[WHAT TO WORK ON] Retype each entry below, keeping every character the same.
* START RECORDS FOR THIS EXERCISE *
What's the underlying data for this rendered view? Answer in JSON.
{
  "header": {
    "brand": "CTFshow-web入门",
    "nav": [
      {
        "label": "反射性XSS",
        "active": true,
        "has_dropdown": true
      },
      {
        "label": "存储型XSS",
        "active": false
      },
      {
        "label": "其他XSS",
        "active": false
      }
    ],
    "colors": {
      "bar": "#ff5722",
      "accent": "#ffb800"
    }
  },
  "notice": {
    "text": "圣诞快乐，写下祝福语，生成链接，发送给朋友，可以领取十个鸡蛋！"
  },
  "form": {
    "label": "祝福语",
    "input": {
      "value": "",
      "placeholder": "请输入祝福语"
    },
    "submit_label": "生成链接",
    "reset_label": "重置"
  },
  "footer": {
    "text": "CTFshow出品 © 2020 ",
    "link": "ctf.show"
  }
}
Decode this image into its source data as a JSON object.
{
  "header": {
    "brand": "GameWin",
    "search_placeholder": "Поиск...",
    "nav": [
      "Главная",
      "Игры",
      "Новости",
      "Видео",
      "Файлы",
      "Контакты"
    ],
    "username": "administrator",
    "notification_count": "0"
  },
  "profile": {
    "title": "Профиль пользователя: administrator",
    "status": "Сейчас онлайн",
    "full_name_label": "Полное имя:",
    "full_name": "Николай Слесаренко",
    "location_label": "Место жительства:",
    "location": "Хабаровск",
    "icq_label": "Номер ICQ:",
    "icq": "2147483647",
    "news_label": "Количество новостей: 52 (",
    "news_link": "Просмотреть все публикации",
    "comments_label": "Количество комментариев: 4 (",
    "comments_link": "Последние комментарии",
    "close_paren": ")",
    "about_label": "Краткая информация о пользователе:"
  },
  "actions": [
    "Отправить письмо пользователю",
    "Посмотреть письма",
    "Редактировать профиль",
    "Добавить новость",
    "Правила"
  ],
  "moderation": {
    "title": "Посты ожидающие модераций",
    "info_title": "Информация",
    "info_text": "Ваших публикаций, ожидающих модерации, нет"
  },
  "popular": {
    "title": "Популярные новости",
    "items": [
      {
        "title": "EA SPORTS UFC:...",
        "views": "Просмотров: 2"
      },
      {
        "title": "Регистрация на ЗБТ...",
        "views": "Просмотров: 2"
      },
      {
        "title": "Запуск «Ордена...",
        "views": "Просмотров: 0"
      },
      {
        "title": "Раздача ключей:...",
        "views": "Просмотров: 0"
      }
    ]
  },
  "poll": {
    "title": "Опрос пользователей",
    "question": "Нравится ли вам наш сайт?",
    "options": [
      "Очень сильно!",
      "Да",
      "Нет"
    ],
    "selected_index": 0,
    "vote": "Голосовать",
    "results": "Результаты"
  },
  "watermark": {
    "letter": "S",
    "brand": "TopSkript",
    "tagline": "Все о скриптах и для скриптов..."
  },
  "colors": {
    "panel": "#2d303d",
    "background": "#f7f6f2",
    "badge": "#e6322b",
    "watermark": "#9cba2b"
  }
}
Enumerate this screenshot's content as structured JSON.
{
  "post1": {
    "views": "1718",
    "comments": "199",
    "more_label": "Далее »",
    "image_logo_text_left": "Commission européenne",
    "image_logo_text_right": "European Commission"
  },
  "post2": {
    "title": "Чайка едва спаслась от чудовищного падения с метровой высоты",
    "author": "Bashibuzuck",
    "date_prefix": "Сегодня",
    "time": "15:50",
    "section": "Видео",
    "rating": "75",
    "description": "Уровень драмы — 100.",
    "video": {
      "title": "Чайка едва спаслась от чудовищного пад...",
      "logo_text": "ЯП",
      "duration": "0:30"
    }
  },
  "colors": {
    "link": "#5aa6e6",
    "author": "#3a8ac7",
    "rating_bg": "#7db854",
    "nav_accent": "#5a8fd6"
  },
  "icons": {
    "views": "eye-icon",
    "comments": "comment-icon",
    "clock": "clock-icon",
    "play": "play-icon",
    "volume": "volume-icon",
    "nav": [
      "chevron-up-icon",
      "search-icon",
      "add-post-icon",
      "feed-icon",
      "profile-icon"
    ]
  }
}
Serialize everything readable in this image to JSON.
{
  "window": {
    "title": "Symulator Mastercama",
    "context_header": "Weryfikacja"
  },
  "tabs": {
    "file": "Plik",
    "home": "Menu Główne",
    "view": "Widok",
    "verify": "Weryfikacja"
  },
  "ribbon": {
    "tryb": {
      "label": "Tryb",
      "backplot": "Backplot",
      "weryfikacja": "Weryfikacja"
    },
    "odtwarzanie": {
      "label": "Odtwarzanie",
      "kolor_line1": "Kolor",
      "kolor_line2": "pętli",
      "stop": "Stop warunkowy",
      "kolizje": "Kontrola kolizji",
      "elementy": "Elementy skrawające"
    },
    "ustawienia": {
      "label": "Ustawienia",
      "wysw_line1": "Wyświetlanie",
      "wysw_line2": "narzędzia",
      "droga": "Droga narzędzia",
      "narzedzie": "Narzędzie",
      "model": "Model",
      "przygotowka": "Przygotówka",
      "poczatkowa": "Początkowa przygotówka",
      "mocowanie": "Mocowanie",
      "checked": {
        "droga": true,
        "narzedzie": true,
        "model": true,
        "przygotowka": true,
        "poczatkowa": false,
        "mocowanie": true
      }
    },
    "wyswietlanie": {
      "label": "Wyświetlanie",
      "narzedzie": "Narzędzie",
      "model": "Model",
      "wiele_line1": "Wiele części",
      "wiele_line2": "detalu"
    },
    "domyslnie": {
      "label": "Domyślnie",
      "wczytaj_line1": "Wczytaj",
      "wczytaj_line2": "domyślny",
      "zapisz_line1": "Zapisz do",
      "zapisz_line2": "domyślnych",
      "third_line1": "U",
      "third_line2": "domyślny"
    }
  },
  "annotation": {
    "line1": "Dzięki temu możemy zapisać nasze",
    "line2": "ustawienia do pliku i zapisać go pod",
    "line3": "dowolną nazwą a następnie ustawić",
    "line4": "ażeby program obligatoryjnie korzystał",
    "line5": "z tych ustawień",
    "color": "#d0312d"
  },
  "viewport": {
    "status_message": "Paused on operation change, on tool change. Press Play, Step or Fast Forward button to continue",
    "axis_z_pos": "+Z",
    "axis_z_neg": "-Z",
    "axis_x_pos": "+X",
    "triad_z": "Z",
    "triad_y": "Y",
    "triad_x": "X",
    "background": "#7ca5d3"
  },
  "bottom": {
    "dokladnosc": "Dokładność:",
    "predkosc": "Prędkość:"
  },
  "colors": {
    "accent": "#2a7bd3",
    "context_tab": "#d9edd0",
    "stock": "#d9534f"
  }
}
* END RECORDS FOR THIS EXERCISE *
[RESPONSE]
What's the underlying data for this rendered view? Answer in JSON.
{
  "header": {
    "brand": "CTFshow-web入门",
    "nav": [
      {
        "label": "反射性XSS",
        "active": true,
        "has_dropdown": true
      },
      {
        "label": "存储型XSS",
        "active": false
      },
      {
        "label": "其他XSS",
        "active": false
      }
    ],
    "colors": {
      "bar": "#ff5722",
      "accent": "#ffb800"
    }
  },
  "notice": {
    "text": "圣诞快乐，写下祝福语，生成链接，发送给朋友，可以领取十个鸡蛋！"
  },
  "form": {
    "label": "祝福语",
    "input": {
      "value": "",
      "placeholder": "请输入祝福语"
    },
    "submit_label": "生成链接",
    "reset_label": "重置"
  },
  "footer": {
    "text": "CTFshow出品 © 2020 ",
    "link": "ctf.show"
  }
}
Decode this image into its source data as a JSON object.
{
  "header": {
    "brand": "GameWin",
    "search_placeholder": "Поиск...",
    "nav": [
      "Главная",
      "Игры",
      "Новости",
      "Видео",
      "Файлы",
      "Контакты"
    ],
    "username": "administrator",
    "notification_count": "0"
  },
  "profile": {
    "title": "Профиль пользователя: administrator",
    "status": "Сейчас онлайн",
    "full_name_label": "Полное имя:",
    "full_name": "Николай Слесаренко",
    "location_label": "Место жительства:",
    "location": "Хабаровск",
    "icq_label": "Номер ICQ:",
    "icq": "2147483647",
    "news_label": "Количество новостей: 52 (",
    "news_link": "Просмотреть все публикации",
    "comments_label": "Количество комментариев: 4 (",
    "comments_link": "Последние комментарии",
    "close_paren": ")",
    "about_label": "Краткая информация о пользователе:"
  },
  "actions": [
    "Отправить письмо пользователю",
    "Посмотреть письма",
    "Редактировать профиль",
    "Добавить новость",
    "Правила"
  ],
  "moderation": {
    "title": "Посты ожидающие модераций",
    "info_title": "Информация",
    "info_text": "Ваших публикаций, ожидающих модерации, нет"
  },
  "popular": {
    "title": "Популярные новости",
    "items": [
      {
        "title": "EA SPORTS UFC:...",
        "views": "Просмотров: 2"
      },
      {
        "title": "Регистрация на ЗБТ...",
        "views": "Просмотров: 2"
      },
      {
        "title": "Запуск «Ордена...",
        "views": "Просмотров: 0"
      },
      {
        "title": "Раздача ключей:...",
        "views": "Просмотров: 0"
      }
    ]
  },
  "poll": {
    "title": "Опрос пользователей",
    "question": "Нравится ли вам наш сайт?",
    "options": [
      "Очень сильно!",
      "Да",
      "Нет"
    ],
    "selected_index": 0,
    "vote": "Голосовать",
    "results": "Результаты"
  },
  "watermark": {
    "letter": "S",
    "brand": "TopSkript",
    "tagline": "Все о скриптах и для скриптов..."
  },
  "colors": {
    "panel": "#2d303d",
    "background": "#f7f6f2",
    "badge": "#e6322b",
    "watermark": "#9cba2b"
  }
}
Enumerate this screenshot's content as structured JSON.
{
  "post1": {
    "views": "1718",
    "comments": "199",
    "more_label": "Далее »",
    "image_logo_text_left": "Commission européenne",
    "image_logo_text_right": "European Commission"
  },
  "post2": {
    "title": "Чайка едва спаслась от чудовищного падения с метровой высоты",
    "author": "Bashibuzuck",
    "date_prefix": "Сегодня",
    "time": "15:50",
    "section": "Видео",
    "rating": "75",
    "description": "Уровень драмы — 100.",
    "video": {
      "title": "Чайка едва спаслась от чудовищного пад...",
      "logo_text": "ЯП",
      "duration": "0:30"
    }
  },
  "colors": {
    "link": "#5aa6e6",
    "author": "#3a8ac7",
    "rating_bg": "#7db854",
    "nav_accent": "#5a8fd6"
  },
  "icons": {
    "views": "eye-icon",
    "comments": "comment-icon",
    "clock": "clock-icon",
    "play": "play-icon",
    "volume": "volume-icon",
    "nav": [
      "chevron-up-icon",
      "search-icon",
      "add-post-icon",
      "feed-icon",
      "profile-icon"
    ]
  }
}
Serialize everything readable in this image to JSON.
{
  "window": {
    "title": "Symulator Mastercama",
    "context_header": "Weryfikacja"
  },
  "tabs": {
    "file": "Plik",
    "home": "Menu Główne",
    "view": "Widok",
    "verify": "Weryfikacja"
  },
  "ribbon": {
    "tryb": {
      "label": "Tryb",
      "backplot": "Backplot",
      "weryfikacja": "Weryfikacja"
    },
    "odtwarzanie": {
      "label": "Odtwarzanie",
      "kolor_line1": "Kolor",
      "kolor_line2": "pętli",
      "stop": "Stop warunkowy",
      "kolizje": "Kontrola kolizji",
      "elementy": "Elementy skrawające"
    },
    "ustawienia": {
      "label": "Ustawienia",
      "wysw_line1": "Wyświetlanie",
      "wysw_line2": "narzędzia",
      "droga": "Droga narzędzia",
      "narzedzie": "Narzędzie",
      "model": "Model",
      "przygotowka": "Przygotówka",
      "poczatkowa": "Początkowa przygotówka",
      "mocowanie": "Mocowanie",
      "checked": {
        "droga": true,
        "narzedzie": true,
        "model": true,
        "przygotowka": true,
        "poczatkowa": false,
        "mocowanie": true
      }
    },
    "wyswietlanie": {
      "label": "Wyświetlanie",
      "narzedzie": "Narzędzie",
      "model": "Model",
      "wiele_line1": "Wiele części",
      "wiele_line2": "detalu"
    },
    "domyslnie": {
      "label": "Domyślnie",
      "wczytaj_line1": "Wczytaj",
      "wczytaj_line2": "domyślny",
      "zapisz_line1": "Zapisz do",
      "zapisz_line2": "domyślnych",
      "third_line1": "U",
      "third_line2": "domyślny"
    }
  },
  "annotation": {
    "line1": "Dzięki temu możemy zapisać nasze",
    "line2": "ustawienia do pliku i zapisać go pod",
    "line3": "dowolną nazwą a następnie ustawić",
    "line4": "ażeby program obligatoryjnie korzystał",
    "line5": "z tych ustawień",
    "color": "#d0312d"
  },
  "viewport": {
    "status_message": "Paused on operation change, on tool change. Press Play, Step or Fast Forward button to continue",
    "axis_z_pos": "+Z",
    "axis_z_neg": "-Z",
    "axis_x_pos": "+X",
    "triad_z": "Z",
    "triad_y": "Y",
    "triad_x": "X",
    "background": "#7ca5d3"
  },
  "bottom": {
    "dokladnosc": "Dokładność:",
    "predkosc": "Prędkość:"
  },
  "colors": {
    "accent": "#2a7bd3",
    "context_tab": "#d9edd0",
    "stock": "#d9534f"
  }
}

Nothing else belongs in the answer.